WRITTEN TASK 1
Reproduce the passage of the PublicSuffixListKit page that opens with the words containing "Platforms Swift License" and closes with "domain is example.co.uk.".
WRITTEN TASK 2
Rewrite the listing with every "interactable" changed to "clickable", keeping everything else unchanged, and leave out the pictures.

PAGE TEXT
--------------------------------------------------

Skip to content

shadone/PublicSuffixListKit

Repository files navigation

PublicSuffixListKit

Platforms Swift License

A small Swift library for parsing hostnames against the Public Suffix List. Given a host like api.example.co.uk, it tells you that the public suffix is co.uk and the registrable domain is example.co.uk.

Note — this is a personal fork of Dashlane/SwiftDomainParser, maintained for Passie. It modernizes the package for Swift 6.2 + iOS 18 / macOS 15, adds Linux and Windows support, rewrites the API around PublicSuffixList, and keeps the bundled PSL current. See CHANGELOG.md for what's changed vs upstream.

Why a PSL parser?

The PSL lists all known public suffixes (e.g. com, co.uk, nt.edu.au). Without it you can't tell which part of api.example.co.uk is the registrable domain — example.co.uk is owned by one party, but the string co.uk alone isn't. The list also handles wildcards (*.ck) and exceptions (!www.ck); see the format spec.

--------------------------------------------------

DATA SUPPLIED

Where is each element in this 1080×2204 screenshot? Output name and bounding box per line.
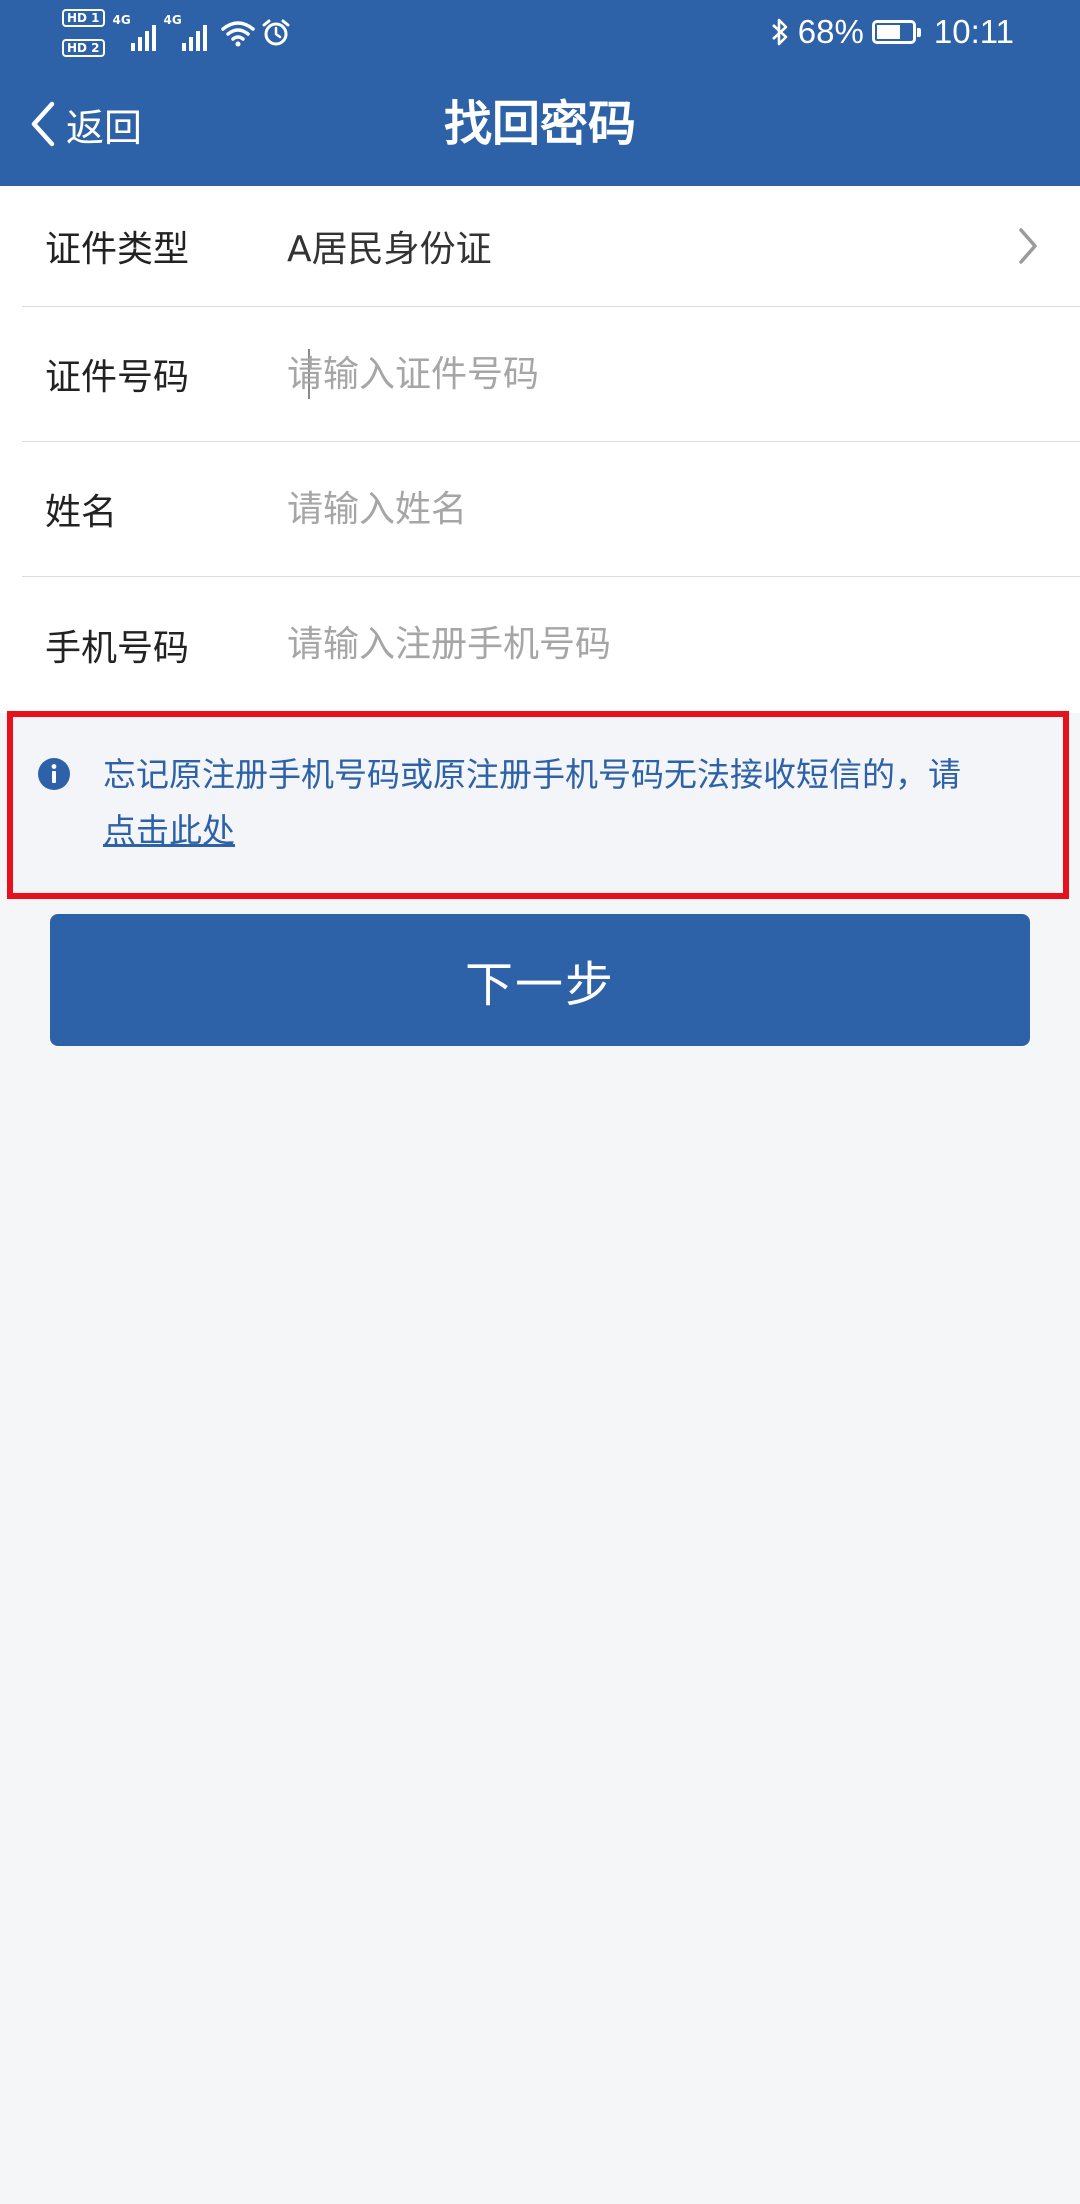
name-label: 姓名 (45, 492, 118, 533)
sim2-label: HD 2 (62, 39, 105, 57)
recovery-form: 证件类型 A居民身份证 证件号码 姓名 手机号码 (0, 186, 1080, 713)
battery-percent: 68% (797, 13, 864, 50)
chevron-right-icon (1018, 186, 1038, 306)
click-here-link[interactable]: 点击此处 (103, 811, 235, 850)
battery-charging-icon (871, 20, 921, 44)
info-icon (37, 757, 71, 795)
signal-2: 4G (163, 13, 207, 51)
status-bar-right: 68% 10:11 (770, 10, 1014, 54)
id-type-row[interactable]: 证件类型 A居民身份证 (22, 186, 1080, 307)
id-type-label: 证件类型 (45, 229, 190, 270)
name-input[interactable] (287, 472, 1047, 546)
signal-bars-icon (130, 25, 156, 51)
signal-bars-icon (181, 25, 207, 51)
notice-text: 忘记原注册手机号码或原注册手机号码无法接收短信的，请 (103, 755, 961, 794)
phone-input[interactable] (287, 607, 1047, 681)
name-row: 姓名 (22, 442, 1080, 577)
notice-text-block: 忘记原注册手机号码或原注册手机号码无法接收短信的，请 点击此处 (103, 747, 1047, 859)
page-title: 找回密码 (443, 96, 636, 152)
sim1-label: HD 1 (62, 9, 105, 27)
sim1-indicator: HD 1 (62, 9, 105, 27)
phone-label: 手机号码 (45, 628, 190, 669)
bluetooth-icon (770, 16, 790, 48)
id-number-label: 证件号码 (45, 357, 190, 398)
id-number-row: 证件号码 (22, 307, 1080, 442)
network-type-1: 4G (112, 13, 131, 27)
id-number-input[interactable] (287, 337, 1047, 411)
forgot-phone-notice: 忘记原注册手机号码或原注册手机号码无法接收短信的，请 点击此处 (7, 711, 1069, 899)
signal-1: 4G (112, 13, 156, 51)
clock-time: 10:11 (933, 13, 1014, 50)
id-type-value: A居民身份证 (287, 229, 492, 270)
phone-row: 手机号码 (22, 577, 1080, 713)
navigation-bar: 返回 找回密码 (0, 64, 1080, 186)
network-type-2: 4G (163, 13, 182, 27)
battery-level-fill (876, 25, 900, 39)
sim2-indicator: HD 2 (62, 39, 105, 57)
status-bar: HD 1 HD 2 4G 4G 68% 10:11 (0, 0, 1080, 64)
alarm-icon (261, 18, 291, 48)
next-step-button[interactable]: 下一步 (50, 914, 1030, 1046)
app-header: HD 1 HD 2 4G 4G 68% 10:11 返回 找回密码 (0, 0, 1080, 186)
status-bar-left: HD 1 HD 2 4G 4G (62, 8, 291, 58)
wifi-icon (220, 19, 255, 47)
sim-indicators: HD 1 HD 2 (62, 9, 105, 57)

--------------------------------------------------

FULL ANSWER 1
Platforms Swift License

A small Swift library for parsing hostnames against the Public Suffix List. Given a host like api.example.co.uk, it tells you that the public suffix is co.uk and the registrable domain is example.co.uk.

FULL ANSWER 2
Where is each element in this 1080×2204 screenshot? Output name and bounding box per line.
name-label: 姓名 (45, 492, 118, 533)
sim2-label: HD 2 (62, 39, 105, 57)
recovery-form: 证件类型 A居民身份证 证件号码 姓名 手机号码 (0, 186, 1080, 713)
battery-percent: 68% (797, 13, 864, 50)
chevron-right-icon (1018, 186, 1038, 306)
click-here-link[clickable]: 点击此处 (103, 811, 235, 850)
battery-charging-icon (871, 20, 921, 44)
info-icon (37, 757, 71, 795)
signal-2: 4G (163, 13, 207, 51)
status-bar-right: 68% 10:11 (770, 10, 1014, 54)
id-type-row[clickable]: 证件类型 A居民身份证 (22, 186, 1080, 307)
id-type-label: 证件类型 (45, 229, 190, 270)
name-input[clickable] (287, 472, 1047, 546)
signal-bars-icon (130, 25, 156, 51)
signal-bars-icon (181, 25, 207, 51)
notice-text: 忘记原注册手机号码或原注册手机号码无法接收短信的，请 (103, 755, 961, 794)
phone-input[clickable] (287, 607, 1047, 681)
name-row: 姓名 (22, 442, 1080, 577)
notice-text-block: 忘记原注册手机号码或原注册手机号码无法接收短信的，请 点击此处 (103, 747, 1047, 859)
page-title: 找回密码 (443, 96, 636, 152)
sim1-label: HD 1 (62, 9, 105, 27)
sim1-indicator: HD 1 (62, 9, 105, 27)
phone-label: 手机号码 (45, 628, 190, 669)
bluetooth-icon (770, 16, 790, 48)
id-number-label: 证件号码 (45, 357, 190, 398)
id-number-row: 证件号码 (22, 307, 1080, 442)
network-type-1: 4G (112, 13, 131, 27)
id-number-input[clickable] (287, 337, 1047, 411)
forgot-phone-notice: 忘记原注册手机号码或原注册手机号码无法接收短信的，请 点击此处 (7, 711, 1069, 899)
signal-1: 4G (112, 13, 156, 51)
clock-time: 10:11 (933, 13, 1014, 50)
id-type-value: A居民身份证 (287, 229, 492, 270)
phone-row: 手机号码 (22, 577, 1080, 713)
navigation-bar: 返回 找回密码 (0, 64, 1080, 186)
network-type-2: 4G (163, 13, 182, 27)
battery-level-fill (876, 25, 900, 39)
sim2-indicator: HD 2 (62, 39, 105, 57)
status-bar: HD 1 HD 2 4G 4G 68% 10:11 (0, 0, 1080, 64)
alarm-icon (261, 18, 291, 48)
next-step-button[clickable]: 下一步 (50, 914, 1030, 1046)
app-header: HD 1 HD 2 4G 4G 68% 10:11 返回 找回密码 (0, 0, 1080, 186)
status-bar-left: HD 1 HD 2 4G 4G (62, 8, 291, 58)
wifi-icon (220, 19, 255, 47)
sim-indicators: HD 1 HD 2 (62, 9, 105, 57)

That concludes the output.